What is asked —
Report how many lines contain the word "this"; answer with the number only.

Available data —
┌────────

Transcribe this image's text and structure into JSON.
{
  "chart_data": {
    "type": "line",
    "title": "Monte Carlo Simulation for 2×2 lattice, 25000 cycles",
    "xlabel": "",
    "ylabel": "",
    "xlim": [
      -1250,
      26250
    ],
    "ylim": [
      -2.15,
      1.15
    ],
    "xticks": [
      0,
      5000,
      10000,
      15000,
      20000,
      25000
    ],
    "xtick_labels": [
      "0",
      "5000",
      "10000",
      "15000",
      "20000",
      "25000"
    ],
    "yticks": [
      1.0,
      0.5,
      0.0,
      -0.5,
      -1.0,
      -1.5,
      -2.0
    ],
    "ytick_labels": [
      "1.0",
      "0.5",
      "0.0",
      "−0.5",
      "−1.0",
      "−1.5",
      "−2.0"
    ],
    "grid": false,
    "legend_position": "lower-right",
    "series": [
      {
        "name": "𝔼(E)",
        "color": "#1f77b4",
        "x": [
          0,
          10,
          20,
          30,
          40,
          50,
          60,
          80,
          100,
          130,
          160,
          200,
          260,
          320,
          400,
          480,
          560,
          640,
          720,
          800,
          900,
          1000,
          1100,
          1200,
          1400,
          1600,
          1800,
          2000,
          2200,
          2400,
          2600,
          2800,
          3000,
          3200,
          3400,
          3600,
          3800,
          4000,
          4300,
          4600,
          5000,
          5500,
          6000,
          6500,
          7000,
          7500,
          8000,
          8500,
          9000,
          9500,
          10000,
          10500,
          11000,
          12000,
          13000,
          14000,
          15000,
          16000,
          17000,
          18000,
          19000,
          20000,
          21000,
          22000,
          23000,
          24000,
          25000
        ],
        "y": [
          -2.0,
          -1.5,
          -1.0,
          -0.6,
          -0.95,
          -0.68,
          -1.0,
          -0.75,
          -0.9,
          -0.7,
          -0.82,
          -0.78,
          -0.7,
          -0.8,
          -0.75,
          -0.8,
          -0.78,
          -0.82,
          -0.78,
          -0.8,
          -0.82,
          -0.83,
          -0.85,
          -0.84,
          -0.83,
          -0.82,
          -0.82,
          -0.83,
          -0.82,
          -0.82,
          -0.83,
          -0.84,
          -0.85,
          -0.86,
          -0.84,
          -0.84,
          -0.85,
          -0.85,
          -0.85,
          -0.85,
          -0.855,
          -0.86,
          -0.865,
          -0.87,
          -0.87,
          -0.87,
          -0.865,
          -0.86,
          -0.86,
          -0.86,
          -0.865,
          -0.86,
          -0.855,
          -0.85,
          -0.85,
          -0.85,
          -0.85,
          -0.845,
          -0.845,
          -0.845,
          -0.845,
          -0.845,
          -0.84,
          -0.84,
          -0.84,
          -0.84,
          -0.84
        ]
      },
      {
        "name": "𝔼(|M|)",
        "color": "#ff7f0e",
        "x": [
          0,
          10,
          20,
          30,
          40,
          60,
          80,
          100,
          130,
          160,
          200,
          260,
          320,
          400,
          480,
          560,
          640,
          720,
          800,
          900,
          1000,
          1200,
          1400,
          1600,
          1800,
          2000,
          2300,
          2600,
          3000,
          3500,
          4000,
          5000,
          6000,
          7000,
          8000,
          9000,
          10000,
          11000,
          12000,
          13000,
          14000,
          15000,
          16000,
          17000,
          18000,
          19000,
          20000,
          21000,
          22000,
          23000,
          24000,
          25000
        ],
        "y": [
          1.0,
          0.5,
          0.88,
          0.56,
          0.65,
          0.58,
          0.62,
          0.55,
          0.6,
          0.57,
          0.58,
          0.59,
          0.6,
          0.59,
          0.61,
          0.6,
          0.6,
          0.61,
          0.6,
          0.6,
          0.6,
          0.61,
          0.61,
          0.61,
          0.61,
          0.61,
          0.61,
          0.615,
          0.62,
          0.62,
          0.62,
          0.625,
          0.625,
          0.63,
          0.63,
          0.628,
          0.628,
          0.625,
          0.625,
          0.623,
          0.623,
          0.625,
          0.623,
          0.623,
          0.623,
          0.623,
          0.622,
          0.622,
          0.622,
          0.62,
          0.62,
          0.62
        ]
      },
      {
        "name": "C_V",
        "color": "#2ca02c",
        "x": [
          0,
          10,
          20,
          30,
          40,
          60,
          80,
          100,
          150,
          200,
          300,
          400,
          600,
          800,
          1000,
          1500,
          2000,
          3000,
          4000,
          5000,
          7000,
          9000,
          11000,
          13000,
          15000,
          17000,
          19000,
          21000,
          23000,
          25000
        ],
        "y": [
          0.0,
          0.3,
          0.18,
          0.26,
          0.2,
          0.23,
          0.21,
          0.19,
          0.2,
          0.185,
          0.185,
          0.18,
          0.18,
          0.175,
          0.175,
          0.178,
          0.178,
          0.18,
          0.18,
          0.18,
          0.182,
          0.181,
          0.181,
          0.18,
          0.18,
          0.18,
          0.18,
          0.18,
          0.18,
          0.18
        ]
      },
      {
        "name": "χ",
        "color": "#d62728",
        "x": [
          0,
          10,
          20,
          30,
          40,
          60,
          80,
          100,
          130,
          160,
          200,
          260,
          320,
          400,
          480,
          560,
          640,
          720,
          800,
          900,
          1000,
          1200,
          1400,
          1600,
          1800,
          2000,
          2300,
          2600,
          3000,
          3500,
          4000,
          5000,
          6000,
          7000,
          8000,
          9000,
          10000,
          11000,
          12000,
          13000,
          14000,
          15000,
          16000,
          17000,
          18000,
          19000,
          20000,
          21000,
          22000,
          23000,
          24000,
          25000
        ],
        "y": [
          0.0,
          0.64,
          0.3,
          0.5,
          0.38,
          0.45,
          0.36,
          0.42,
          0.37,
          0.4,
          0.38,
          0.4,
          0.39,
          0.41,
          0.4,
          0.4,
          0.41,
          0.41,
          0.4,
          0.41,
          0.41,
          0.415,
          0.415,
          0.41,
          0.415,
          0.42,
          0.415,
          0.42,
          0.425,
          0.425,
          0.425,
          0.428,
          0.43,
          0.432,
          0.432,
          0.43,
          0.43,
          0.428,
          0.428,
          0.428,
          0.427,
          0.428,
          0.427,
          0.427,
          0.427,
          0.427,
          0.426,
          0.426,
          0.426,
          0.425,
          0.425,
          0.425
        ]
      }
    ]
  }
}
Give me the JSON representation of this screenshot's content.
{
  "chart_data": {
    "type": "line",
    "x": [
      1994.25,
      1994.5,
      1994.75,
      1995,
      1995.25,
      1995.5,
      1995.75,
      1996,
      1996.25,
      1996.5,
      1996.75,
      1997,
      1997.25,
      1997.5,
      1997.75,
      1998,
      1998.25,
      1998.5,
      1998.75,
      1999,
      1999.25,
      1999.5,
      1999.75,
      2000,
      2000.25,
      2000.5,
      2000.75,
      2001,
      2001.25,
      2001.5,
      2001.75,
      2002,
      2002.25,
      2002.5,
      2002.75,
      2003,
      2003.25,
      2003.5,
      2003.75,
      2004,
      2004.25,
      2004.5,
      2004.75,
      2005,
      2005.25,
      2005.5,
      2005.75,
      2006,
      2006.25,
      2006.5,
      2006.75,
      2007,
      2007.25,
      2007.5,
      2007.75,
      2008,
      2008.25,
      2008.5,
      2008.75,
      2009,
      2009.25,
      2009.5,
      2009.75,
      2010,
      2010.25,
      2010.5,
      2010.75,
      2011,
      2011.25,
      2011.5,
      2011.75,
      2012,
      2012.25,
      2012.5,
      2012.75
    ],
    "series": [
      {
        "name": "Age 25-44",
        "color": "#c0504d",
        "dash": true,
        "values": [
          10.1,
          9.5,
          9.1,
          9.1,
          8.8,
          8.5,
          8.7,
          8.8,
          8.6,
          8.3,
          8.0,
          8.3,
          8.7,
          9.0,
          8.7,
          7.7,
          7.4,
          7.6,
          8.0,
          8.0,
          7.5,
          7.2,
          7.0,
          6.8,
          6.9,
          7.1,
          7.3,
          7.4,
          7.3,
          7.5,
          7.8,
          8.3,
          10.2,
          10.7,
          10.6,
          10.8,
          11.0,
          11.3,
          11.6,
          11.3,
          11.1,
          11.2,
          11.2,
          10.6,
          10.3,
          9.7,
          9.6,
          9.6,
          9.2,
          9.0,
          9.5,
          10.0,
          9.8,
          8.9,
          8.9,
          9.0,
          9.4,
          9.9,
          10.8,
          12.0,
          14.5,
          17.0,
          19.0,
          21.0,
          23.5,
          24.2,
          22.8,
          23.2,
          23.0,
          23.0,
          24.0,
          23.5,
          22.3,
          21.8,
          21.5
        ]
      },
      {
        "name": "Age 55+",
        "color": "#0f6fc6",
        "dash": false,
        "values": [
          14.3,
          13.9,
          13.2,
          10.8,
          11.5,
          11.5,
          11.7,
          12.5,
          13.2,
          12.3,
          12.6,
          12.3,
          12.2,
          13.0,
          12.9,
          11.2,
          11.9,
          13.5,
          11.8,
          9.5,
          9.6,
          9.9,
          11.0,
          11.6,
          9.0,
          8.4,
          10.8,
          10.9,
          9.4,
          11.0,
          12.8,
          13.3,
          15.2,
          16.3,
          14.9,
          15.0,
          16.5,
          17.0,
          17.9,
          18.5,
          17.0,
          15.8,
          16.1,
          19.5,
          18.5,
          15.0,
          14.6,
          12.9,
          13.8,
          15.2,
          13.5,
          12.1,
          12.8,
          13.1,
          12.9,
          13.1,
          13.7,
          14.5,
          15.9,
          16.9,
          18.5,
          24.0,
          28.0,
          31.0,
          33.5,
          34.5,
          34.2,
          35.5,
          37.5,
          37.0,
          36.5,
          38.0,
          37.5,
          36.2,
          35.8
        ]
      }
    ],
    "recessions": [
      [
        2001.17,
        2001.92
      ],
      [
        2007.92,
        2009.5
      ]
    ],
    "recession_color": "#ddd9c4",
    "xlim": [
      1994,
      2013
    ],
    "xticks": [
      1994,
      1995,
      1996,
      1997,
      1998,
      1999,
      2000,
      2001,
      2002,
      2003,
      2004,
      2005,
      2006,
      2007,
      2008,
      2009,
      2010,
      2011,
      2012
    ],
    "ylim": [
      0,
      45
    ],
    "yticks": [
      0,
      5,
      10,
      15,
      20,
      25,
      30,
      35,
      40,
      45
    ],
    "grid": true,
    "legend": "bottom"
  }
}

└────────

Reply —
2